TO DO
Give every entry again, unchanged, and leave its images out.

** start of DATA FOR PROCESSING **

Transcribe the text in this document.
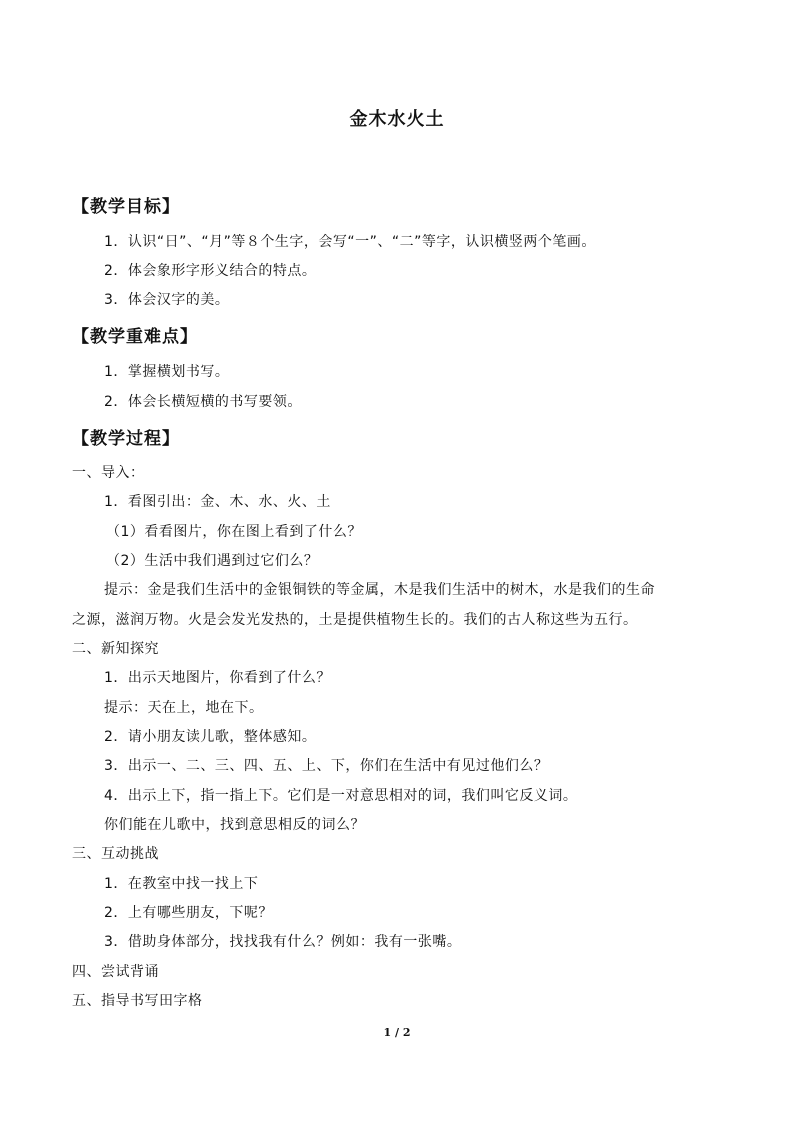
金木水火土
【教学目标】
1．认识“日”、“月”等８个生字，会写“一”、“二”等字，认识横竖两个笔画。
2．体会象形字形义结合的特点。
3．体会汉字的美。
【教学重难点】
1．掌握横划书写。
2．体会长横短横的书写要领。
【教学过程】
一、导入：
1．看图引出：金、木、水、火、土
（1）看看图片，你在图上看到了什么？
（2）生活中我们遇到过它们么？
提示：金是我们生活中的金银铜铁的等金属，木是我们生活中的树木，水是我们的生命
之源，滋润万物。火是会发光发热的，土是提供植物生长的。我们的古人称这些为五行。
二、新知探究
1．出示天地图片，你看到了什么？
提示：天在上，地在下。
2．请小朋友读儿歌，整体感知。
3．出示一、二、三、四、五、上、下，你们在生活中有见过他们么？
4．出示上下，指一指上下。它们是一对意思相对的词，我们叫它反义词。
你们能在儿歌中，找到意思相反的词么？
三、互动挑战
1．在教室中找一找上下
2．上有哪些朋友，下呢？
3．借助身体部分，找找我有什么？例如：我有一张嘴。
四、尝试背诵
五、指导书写田字格
1 / 2
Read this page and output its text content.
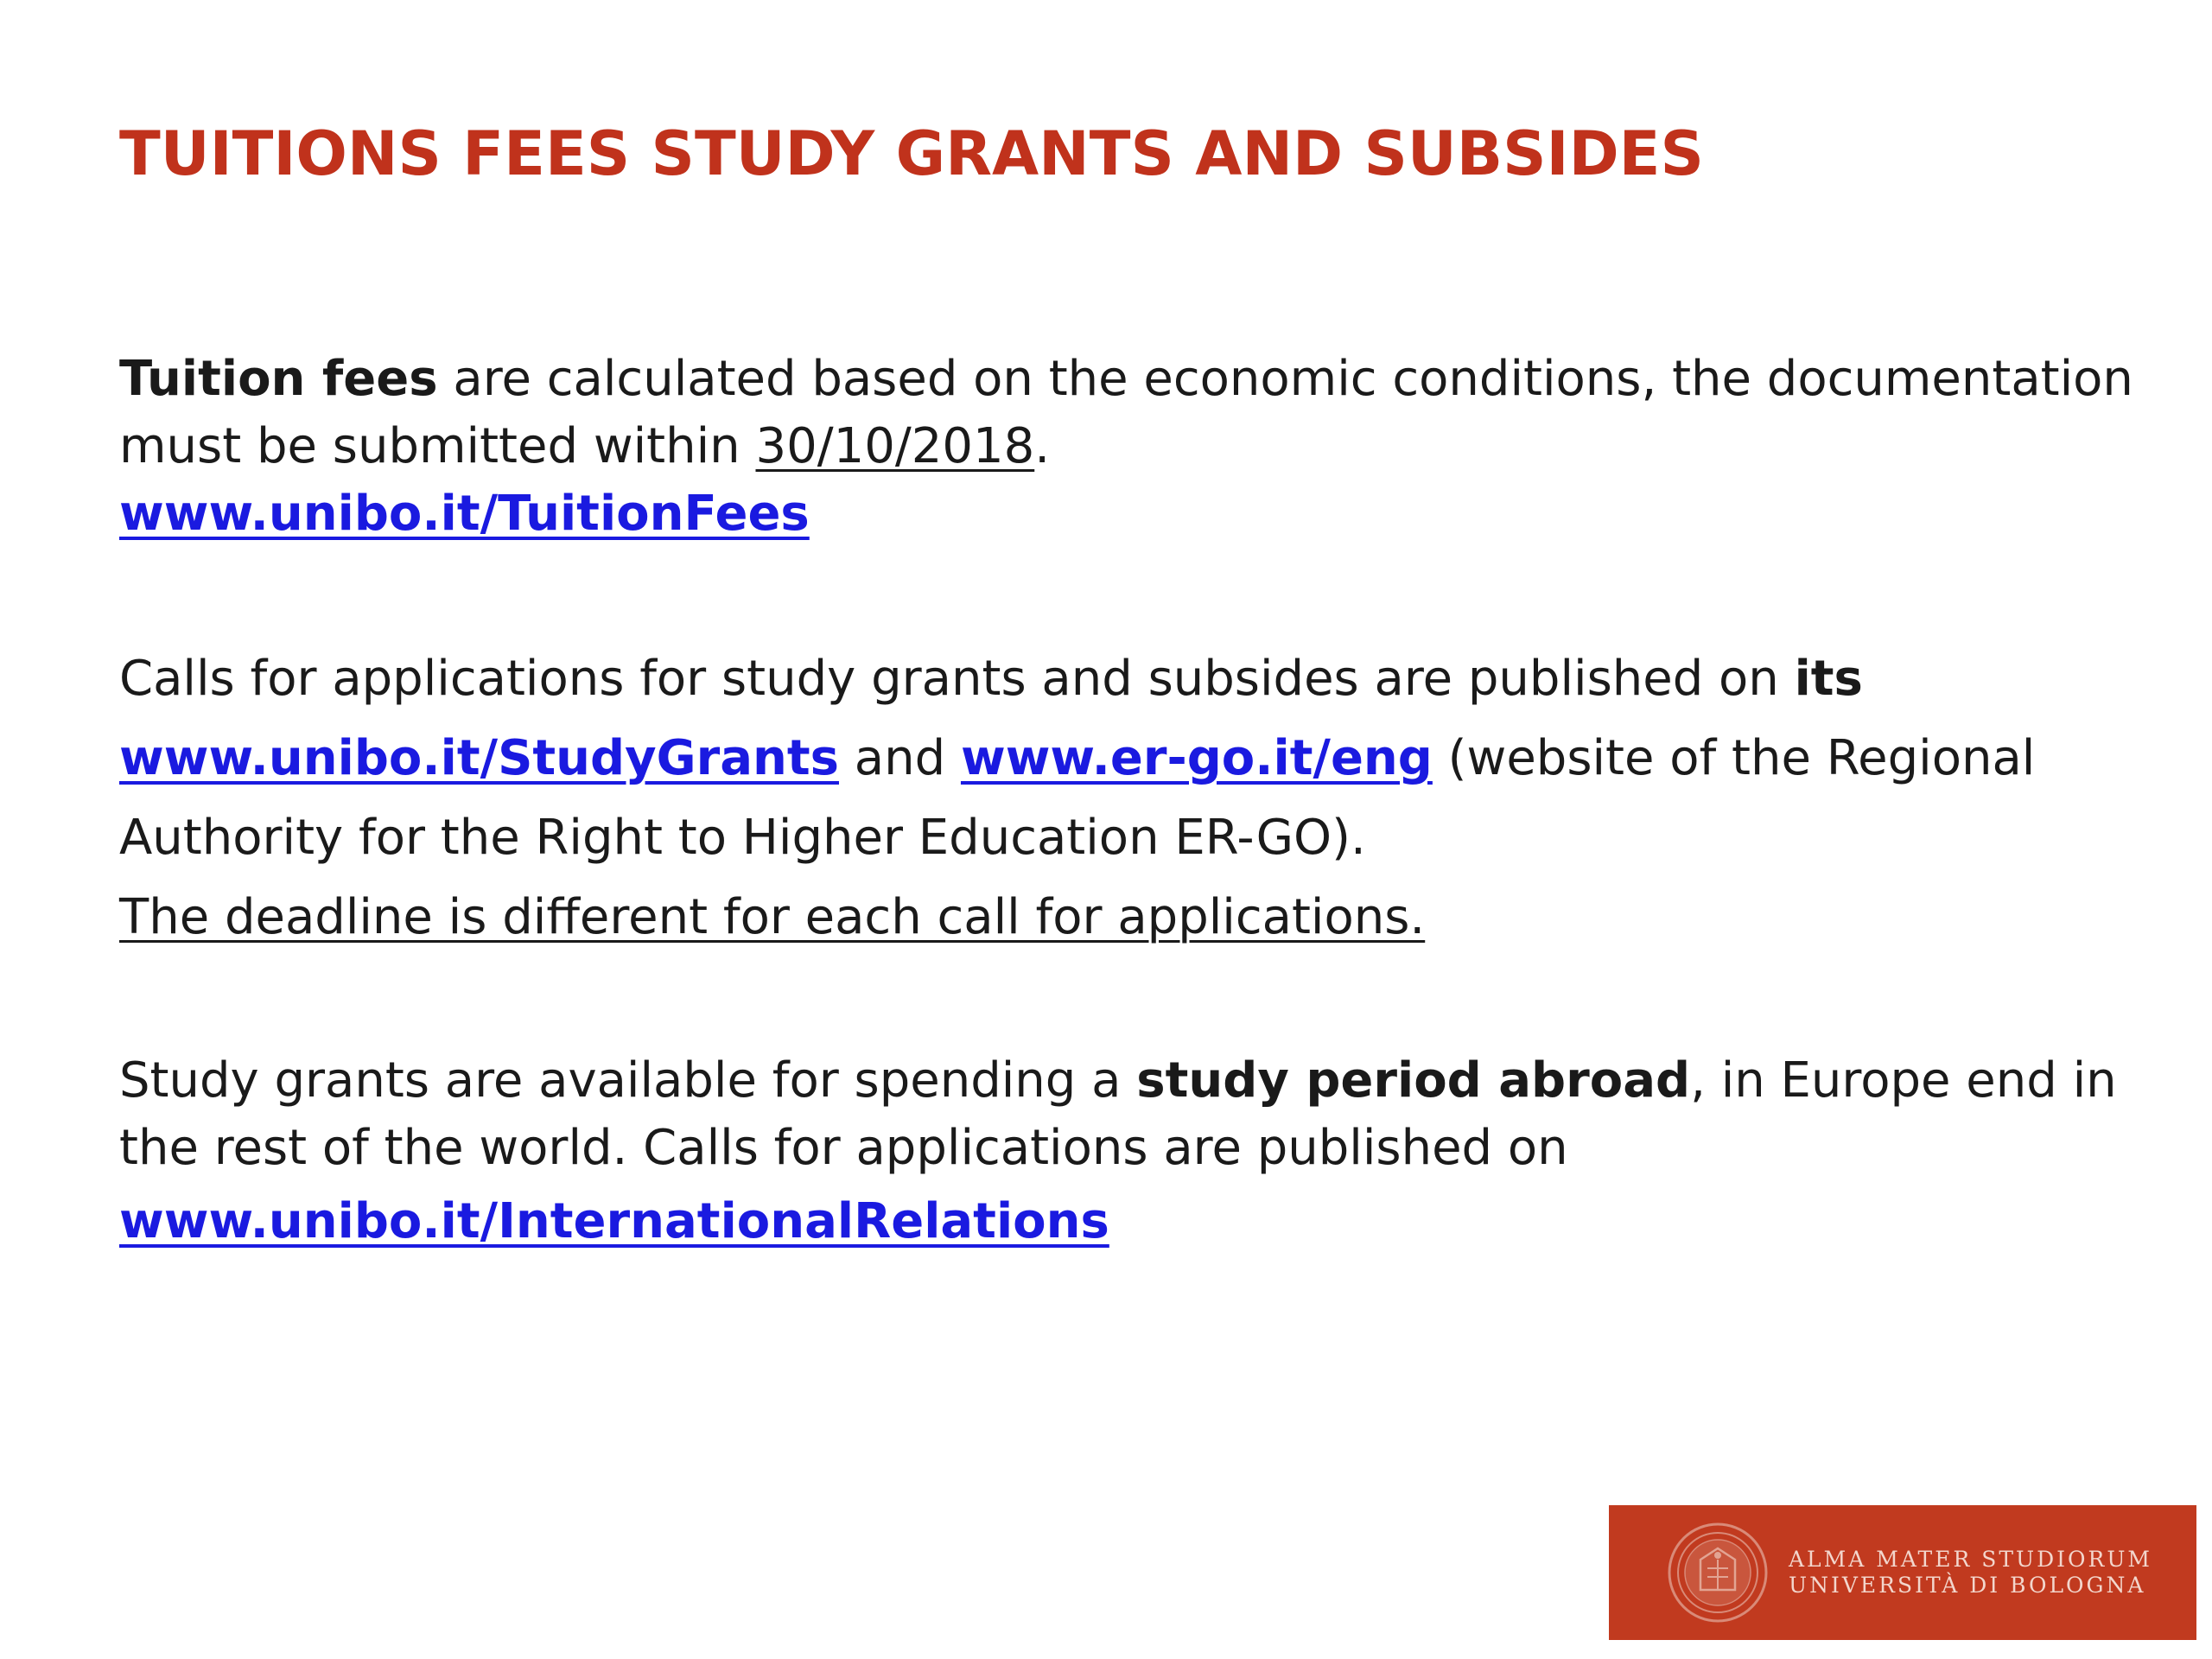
TUITIONS FEES STUDY GRANTS AND SUBSIDES

Tuition fees are calculated based on the economic conditions, the documentation must be submitted within 30/10/2018.
www.unibo.it/TuitionFees

Calls for applications for study grants and subsides are published on its
www.unibo.it/StudyGrants and www.er-go.it/eng (website of the Regional Authority for the Right to Higher Education ER-GO).
The deadline is different for each call for applications.

Study grants are available for spending a study period abroad, in Europe end in the rest of the world. Calls for applications are published on

www.unibo.it/InternationalRelations

ALMA MATER STUDIORUM
UNIVERSITÀ DI BOLOGNA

** end of DATA FOR PROCESSING **

SOLUTION
Transcribe the text in this document.
金木水火土
【教学目标】
1．认识“日”、“月”等８个生字，会写“一”、“二”等字，认识横竖两个笔画。
2．体会象形字形义结合的特点。
3．体会汉字的美。
【教学重难点】
1．掌握横划书写。
2．体会长横短横的书写要领。
【教学过程】
一、导入：
1．看图引出：金、木、水、火、土
（1）看看图片，你在图上看到了什么？
（2）生活中我们遇到过它们么？
提示：金是我们生活中的金银铜铁的等金属，木是我们生活中的树木，水是我们的生命
之源，滋润万物。火是会发光发热的，土是提供植物生长的。我们的古人称这些为五行。
二、新知探究
1．出示天地图片，你看到了什么？
提示：天在上，地在下。
2．请小朋友读儿歌，整体感知。
3．出示一、二、三、四、五、上、下，你们在生活中有见过他们么？
4．出示上下，指一指上下。它们是一对意思相对的词，我们叫它反义词。
你们能在儿歌中，找到意思相反的词么？
三、互动挑战
1．在教室中找一找上下
2．上有哪些朋友，下呢？
3．借助身体部分，找找我有什么？例如：我有一张嘴。
四、尝试背诵
五、指导书写田字格
1 / 2
Read this page and output its text content.
TUITIONS FEES STUDY GRANTS AND SUBSIDES

Tuition fees are calculated based on the economic conditions, the documentation must be submitted within 30/10/2018.
www.unibo.it/TuitionFees

Calls for applications for study grants and subsides are published on its
www.unibo.it/StudyGrants and www.er-go.it/eng (website of the Regional Authority for the Right to Higher Education ER-GO).
The deadline is different for each call for applications.

Study grants are available for spending a study period abroad, in Europe end in the rest of the world. Calls for applications are published on

www.unibo.it/InternationalRelations

ALMA MATER STUDIORUM
UNIVERSITÀ DI BOLOGNA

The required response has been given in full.